*Extract provided*:
####

Benchmark¶
Evaluate Datus Agent's performance and capabilities using industry-standard benchmarks. Run comprehensive tests against datasets like BIRD and Spider 2.0-Snow to assess accuracy, execution success rate, and query generation quality.
Overview¶
Datus Agent benchmark mode enables you to:
- Measure Accuracy: Evaluate how well the agent generates correct SQL from natural language
- Track Success Rates: Monitor query execution success across different database types
- Compare Results: Validate generated queries against expected outputs
- Identify Improvements: Discover areas for optimization and refinement
Quick Start with Docker¶
Get started quickly with pre-configured Docker containers that include benchmark datasets.
Step 1: Pull the Docker Image¶
Tip
Ensure Docker is installed and running on your system before proceeding.
Step 2: Launch the Docker Container¶
Tip
Demo datasets are preloaded, allowing you to quickly explore Datus capabilities without additional setup.

####

[Box coordinate listings]
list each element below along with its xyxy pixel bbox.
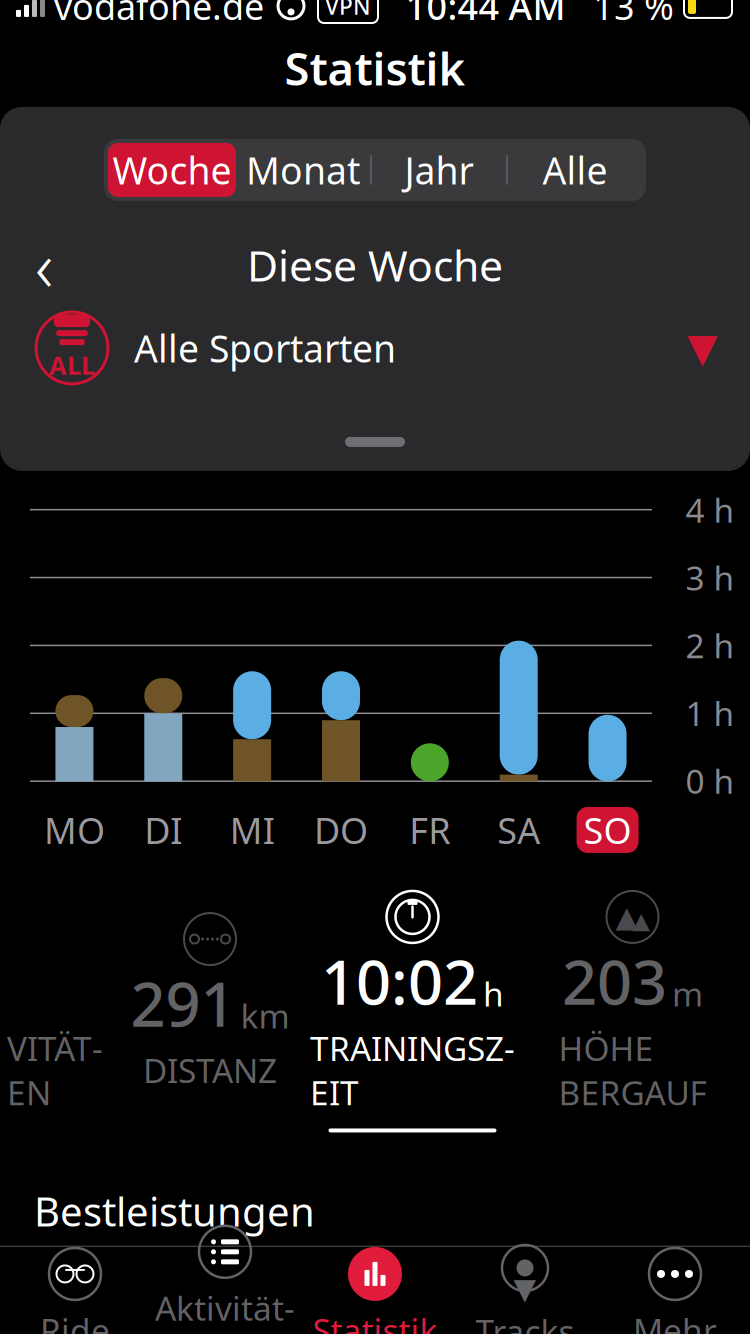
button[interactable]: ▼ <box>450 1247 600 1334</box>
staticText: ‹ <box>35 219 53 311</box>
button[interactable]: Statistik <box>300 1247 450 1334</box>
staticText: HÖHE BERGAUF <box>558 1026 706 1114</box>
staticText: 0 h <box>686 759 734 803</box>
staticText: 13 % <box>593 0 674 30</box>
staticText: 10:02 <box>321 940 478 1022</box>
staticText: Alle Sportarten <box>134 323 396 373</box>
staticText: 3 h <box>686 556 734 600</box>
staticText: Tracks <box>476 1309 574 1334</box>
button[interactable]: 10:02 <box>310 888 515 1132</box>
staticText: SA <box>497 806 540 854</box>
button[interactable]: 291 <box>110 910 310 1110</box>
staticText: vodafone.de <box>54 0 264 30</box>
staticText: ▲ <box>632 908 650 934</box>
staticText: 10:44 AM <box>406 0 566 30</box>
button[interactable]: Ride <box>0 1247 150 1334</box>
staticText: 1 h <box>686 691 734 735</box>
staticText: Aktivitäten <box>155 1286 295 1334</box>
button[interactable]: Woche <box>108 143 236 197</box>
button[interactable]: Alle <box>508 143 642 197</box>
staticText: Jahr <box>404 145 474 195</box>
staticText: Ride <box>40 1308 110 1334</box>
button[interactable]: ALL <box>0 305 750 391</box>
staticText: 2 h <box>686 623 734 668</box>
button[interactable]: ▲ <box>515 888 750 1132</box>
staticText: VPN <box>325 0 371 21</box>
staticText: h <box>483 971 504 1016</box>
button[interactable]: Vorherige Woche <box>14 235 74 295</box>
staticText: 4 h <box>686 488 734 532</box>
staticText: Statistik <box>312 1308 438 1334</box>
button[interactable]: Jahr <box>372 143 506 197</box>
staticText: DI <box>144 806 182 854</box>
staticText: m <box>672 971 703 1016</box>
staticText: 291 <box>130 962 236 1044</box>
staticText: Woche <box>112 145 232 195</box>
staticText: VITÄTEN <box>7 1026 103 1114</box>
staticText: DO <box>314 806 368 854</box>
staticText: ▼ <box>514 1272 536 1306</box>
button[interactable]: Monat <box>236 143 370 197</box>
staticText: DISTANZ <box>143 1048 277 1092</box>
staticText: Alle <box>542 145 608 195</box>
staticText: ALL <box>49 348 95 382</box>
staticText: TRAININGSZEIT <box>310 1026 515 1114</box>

####

*Tasks to carry out*:
a: Which two datasets does the benchmark page name for running tests against Datus Agent?
b: Using the benchmark page, explain why the Docker container lets you start exploring Datus capabilities without extra preparation.
c: Write the next part of the Datus Agent benchmark page, picking up after its last tip.
The box coordinate listings are separate material and have no connection to the benchmark page.

*The results*:
a: BIRD and Spider 2.0-Snow.

b: The Docker containers come pre-configured and already include the benchmark datasets. Because the demo datasets are preloaded, no additional setup is needed before you begin exploring Datus capabilities.

c:
Step 3: Run Benchmark Tests¶
Warning
Each task may take several minutes to complete. Running all tasks may require hours or days depending on your system configuration.
BIRD Dataset
Info
Task ID range: 0-1533
Spider 2.0-Snow Dataset
Info
You can find the task ID (instance ID) in the spider2-snow.jsonl file.
Note
Ensure you start the Docker container with Snowflake environment parameters configured.
Step 4: Evaluate Results¶
Run Evaluation¶
docker exec -it datus python -m datus.main eval \
--namespace snowflake \
--benchmark spider2 \
--output_file evaluation.json \
--task_ids <task_id1> <task_id2>
docker exec -it datus python -m datus.main eval \
--namespace snowflake \
--output_file evaluation.json \
--benchmark spider2
Evaluation Results¶
────────────────────────────────────────────────────────────────────────────────
Datus Evaluation Summary (Total: 30 Queries)
────────────────────────────────────────────────────────────────────────────────
✅ Passed: 19 (63%)
⚠️ No SQL / Empty Result: 0 (0%)
❌ Failed: 11 (37%)
• Table Mismatch: 4 (13%)
• Table Matched (Result Mismatch): 7 (23%)
- Row Count Mismatch: 1 (3%)
- Column Value Mismatch: 6 (20%)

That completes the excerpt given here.